→ **Short problem**
Output every line below exactly.

[BEGIN Provided records]

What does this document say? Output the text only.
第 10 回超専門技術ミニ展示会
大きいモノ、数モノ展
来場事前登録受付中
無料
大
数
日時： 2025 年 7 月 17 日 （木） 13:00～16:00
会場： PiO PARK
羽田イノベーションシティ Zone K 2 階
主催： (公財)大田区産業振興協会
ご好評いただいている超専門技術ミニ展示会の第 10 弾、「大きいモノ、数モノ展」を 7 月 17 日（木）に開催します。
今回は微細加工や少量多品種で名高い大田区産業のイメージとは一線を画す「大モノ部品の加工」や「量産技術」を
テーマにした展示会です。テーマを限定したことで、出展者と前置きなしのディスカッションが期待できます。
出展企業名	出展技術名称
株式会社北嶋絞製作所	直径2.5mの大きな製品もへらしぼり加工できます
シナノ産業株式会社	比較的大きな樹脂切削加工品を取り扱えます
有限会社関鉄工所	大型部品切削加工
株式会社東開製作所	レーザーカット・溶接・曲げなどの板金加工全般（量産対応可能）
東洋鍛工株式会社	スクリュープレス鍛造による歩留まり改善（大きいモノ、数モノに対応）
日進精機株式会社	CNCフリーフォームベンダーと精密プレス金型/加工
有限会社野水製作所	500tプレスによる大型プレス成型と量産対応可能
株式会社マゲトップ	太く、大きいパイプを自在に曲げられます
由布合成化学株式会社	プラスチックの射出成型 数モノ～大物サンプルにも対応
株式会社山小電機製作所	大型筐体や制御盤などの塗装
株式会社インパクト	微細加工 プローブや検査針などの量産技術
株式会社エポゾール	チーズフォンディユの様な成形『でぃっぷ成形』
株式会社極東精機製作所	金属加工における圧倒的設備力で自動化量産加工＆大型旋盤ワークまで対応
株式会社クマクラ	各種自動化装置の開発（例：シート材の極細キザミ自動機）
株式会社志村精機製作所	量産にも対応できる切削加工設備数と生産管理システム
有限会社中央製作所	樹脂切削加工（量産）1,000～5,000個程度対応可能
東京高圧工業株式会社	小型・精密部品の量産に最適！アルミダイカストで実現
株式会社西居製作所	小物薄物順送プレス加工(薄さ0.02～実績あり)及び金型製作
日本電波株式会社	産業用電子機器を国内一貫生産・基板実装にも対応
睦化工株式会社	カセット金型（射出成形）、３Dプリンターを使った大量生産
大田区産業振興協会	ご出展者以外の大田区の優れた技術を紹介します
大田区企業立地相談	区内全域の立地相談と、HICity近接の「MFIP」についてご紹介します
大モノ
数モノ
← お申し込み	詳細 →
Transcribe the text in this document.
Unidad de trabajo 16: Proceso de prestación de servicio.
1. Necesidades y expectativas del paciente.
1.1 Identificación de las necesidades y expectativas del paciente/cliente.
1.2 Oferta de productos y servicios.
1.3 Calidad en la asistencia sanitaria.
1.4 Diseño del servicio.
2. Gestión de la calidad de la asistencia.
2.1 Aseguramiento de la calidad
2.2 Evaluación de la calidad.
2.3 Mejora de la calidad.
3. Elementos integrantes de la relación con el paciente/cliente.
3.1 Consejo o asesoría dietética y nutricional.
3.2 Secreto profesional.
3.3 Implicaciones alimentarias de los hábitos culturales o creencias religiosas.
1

[END Provided records]

→ **Result for this exercise**
What does this document say? Output the text only.
第 10 回超専門技術ミニ展示会
大きいモノ、数モノ展
来場事前登録受付中
無料
大
数
日時： 2025 年 7 月 17 日 （木） 13:00～16:00
会場： PiO PARK
羽田イノベーションシティ Zone K 2 階
主催： (公財)大田区産業振興協会
ご好評いただいている超専門技術ミニ展示会の第 10 弾、「大きいモノ、数モノ展」を 7 月 17 日（木）に開催します。
今回は微細加工や少量多品種で名高い大田区産業のイメージとは一線を画す「大モノ部品の加工」や「量産技術」を
テーマにした展示会です。テーマを限定したことで、出展者と前置きなしのディスカッションが期待できます。
出展企業名	出展技術名称
株式会社北嶋絞製作所	直径2.5mの大きな製品もへらしぼり加工できます
シナノ産業株式会社	比較的大きな樹脂切削加工品を取り扱えます
有限会社関鉄工所	大型部品切削加工
株式会社東開製作所	レーザーカット・溶接・曲げなどの板金加工全般（量産対応可能）
東洋鍛工株式会社	スクリュープレス鍛造による歩留まり改善（大きいモノ、数モノに対応）
日進精機株式会社	CNCフリーフォームベンダーと精密プレス金型/加工
有限会社野水製作所	500tプレスによる大型プレス成型と量産対応可能
株式会社マゲトップ	太く、大きいパイプを自在に曲げられます
由布合成化学株式会社	プラスチックの射出成型 数モノ～大物サンプルにも対応
株式会社山小電機製作所	大型筐体や制御盤などの塗装
株式会社インパクト	微細加工 プローブや検査針などの量産技術
株式会社エポゾール	チーズフォンディユの様な成形『でぃっぷ成形』
株式会社極東精機製作所	金属加工における圧倒的設備力で自動化量産加工＆大型旋盤ワークまで対応
株式会社クマクラ	各種自動化装置の開発（例：シート材の極細キザミ自動機）
株式会社志村精機製作所	量産にも対応できる切削加工設備数と生産管理システム
有限会社中央製作所	樹脂切削加工（量産）1,000～5,000個程度対応可能
東京高圧工業株式会社	小型・精密部品の量産に最適！アルミダイカストで実現
株式会社西居製作所	小物薄物順送プレス加工(薄さ0.02～実績あり)及び金型製作
日本電波株式会社	産業用電子機器を国内一貫生産・基板実装にも対応
睦化工株式会社	カセット金型（射出成形）、３Dプリンターを使った大量生産
大田区産業振興協会	ご出展者以外の大田区の優れた技術を紹介します
大田区企業立地相談	区内全域の立地相談と、HICity近接の「MFIP」についてご紹介します
大モノ
数モノ
← お申し込み	詳細 →
Transcribe the text in this document.
Unidad de trabajo 16: Proceso de prestación de servicio.
1. Necesidades y expectativas del paciente.
1.1 Identificación de las necesidades y expectativas del paciente/cliente.
1.2 Oferta de productos y servicios.
1.3 Calidad en la asistencia sanitaria.
1.4 Diseño del servicio.
2. Gestión de la calidad de la asistencia.
2.1 Aseguramiento de la calidad
2.2 Evaluación de la calidad.
2.3 Mejora de la calidad.
3. Elementos integrantes de la relación con el paciente/cliente.
3.1 Consejo o asesoría dietética y nutricional.
3.2 Secreto profesional.
3.3 Implicaciones alimentarias de los hábitos culturales o creencias religiosas.
1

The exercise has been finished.